EXTRACTED ENTRIES:
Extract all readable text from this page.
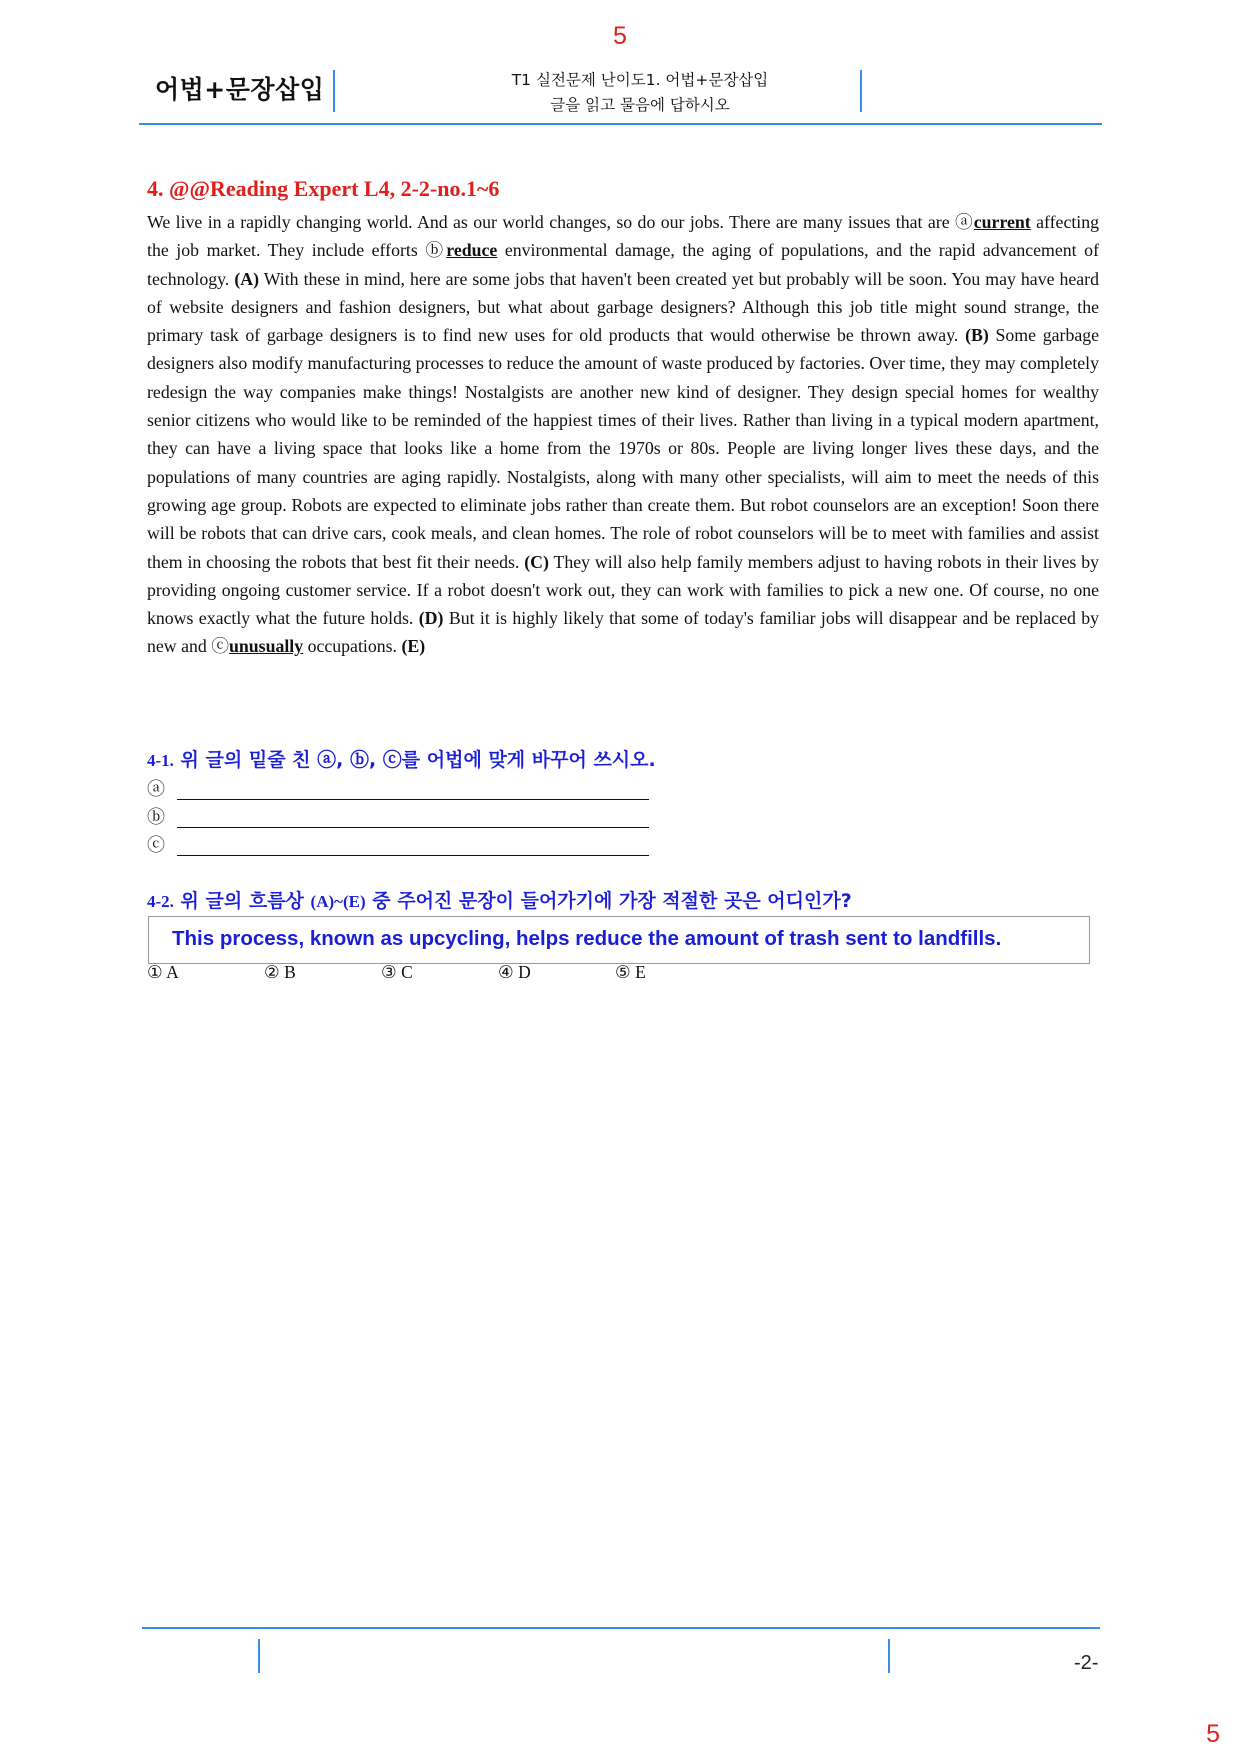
5
5
어법+문장삽입	T1 실전문제 난이도1. 어법+문장삽입
글을 읽고 물음에 답하시오
4. @@Reading Expert L4, 2-2-no.1~6
We live in a rapidly changing world. And as our world changes, so do our jobs. There are many issues that are ⓐcurrent affecting the job market. They include efforts ⓑreduce environmental damage, the aging of populations, and the rapid advancement of technology. (A) With these in mind, here are some jobs that haven't been created yet but probably will be soon. You may have heard of website designers and fashion designers, but what about garbage designers? Although this job title might sound strange, the primary task of garbage designers is to find new uses for old products that would otherwise be thrown away. (B) Some garbage designers also modify manufacturing processes to reduce the amount of waste produced by factories. Over time, they may completely redesign the way companies make things! Nostalgists are another new kind of designer. They design special homes for wealthy senior citizens who would like to be reminded of the happiest times of their lives. Rather than living in a typical modern apartment, they can have a living space that looks like a home from the 1970s or 80s. People are living longer lives these days, and the populations of many countries are aging rapidly. Nostalgists, along with many other specialists, will aim to meet the needs of this growing age group. Robots are expected to eliminate jobs rather than create them. But robot counselors are an exception! Soon there will be robots that can drive cars, cook meals, and clean homes. The role of robot counselors will be to meet with families and assist them in choosing the robots that best fit their needs. (C) They will also help family members adjust to having robots in their lives by providing ongoing customer service. If a robot doesn't work out, they can work with families to pick a new one. Of course, no one knows exactly what the future holds. (D) But it is highly likely that some of today's familiar jobs will disappear and be replaced by new and ⓒunusually occupations. (E)
4-1. 위 글의 밑줄 친 ⓐ, ⓑ, ⓒ를 어법에 맞게 바꾸어 쓰시오.
ⓐ
ⓑ
ⓒ
4-2. 위 글의 흐름상 (A)~(E) 중 주어진 문장이 들어가기에 가장 적절한 곳은 어디인가?
This process, known as upcycling, helps reduce the amount of trash sent to landfills.
① A	② B	③ C	④ D	⑤ E
-2-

WHAT TO WORK ON: Pictures in the records above should not be copied. Repeat everything else exactly.

COMPLETE RESPONSE:
Extract all readable text from this page.
5
5
어법+문장삽입	T1 실전문제 난이도1. 어법+문장삽입
글을 읽고 물음에 답하시오
4. @@Reading Expert L4, 2-2-no.1~6
We live in a rapidly changing world. And as our world changes, so do our jobs. There are many issues that are ⓐcurrent affecting the job market. They include efforts ⓑreduce environmental damage, the aging of populations, and the rapid advancement of technology. (A) With these in mind, here are some jobs that haven't been created yet but probably will be soon. You may have heard of website designers and fashion designers, but what about garbage designers? Although this job title might sound strange, the primary task of garbage designers is to find new uses for old products that would otherwise be thrown away. (B) Some garbage designers also modify manufacturing processes to reduce the amount of waste produced by factories. Over time, they may completely redesign the way companies make things! Nostalgists are another new kind of designer. They design special homes for wealthy senior citizens who would like to be reminded of the happiest times of their lives. Rather than living in a typical modern apartment, they can have a living space that looks like a home from the 1970s or 80s. People are living longer lives these days, and the populations of many countries are aging rapidly. Nostalgists, along with many other specialists, will aim to meet the needs of this growing age group. Robots are expected to eliminate jobs rather than create them. But robot counselors are an exception! Soon there will be robots that can drive cars, cook meals, and clean homes. The role of robot counselors will be to meet with families and assist them in choosing the robots that best fit their needs. (C) They will also help family members adjust to having robots in their lives by providing ongoing customer service. If a robot doesn't work out, they can work with families to pick a new one. Of course, no one knows exactly what the future holds. (D) But it is highly likely that some of today's familiar jobs will disappear and be replaced by new and ⓒunusually occupations. (E)
4-1. 위 글의 밑줄 친 ⓐ, ⓑ, ⓒ를 어법에 맞게 바꾸어 쓰시오.
ⓐ
ⓑ
ⓒ
4-2. 위 글의 흐름상 (A)~(E) 중 주어진 문장이 들어가기에 가장 적절한 곳은 어디인가?
This process, known as upcycling, helps reduce the amount of trash sent to landfills.
① A	② B	③ C	④ D	⑤ E
-2-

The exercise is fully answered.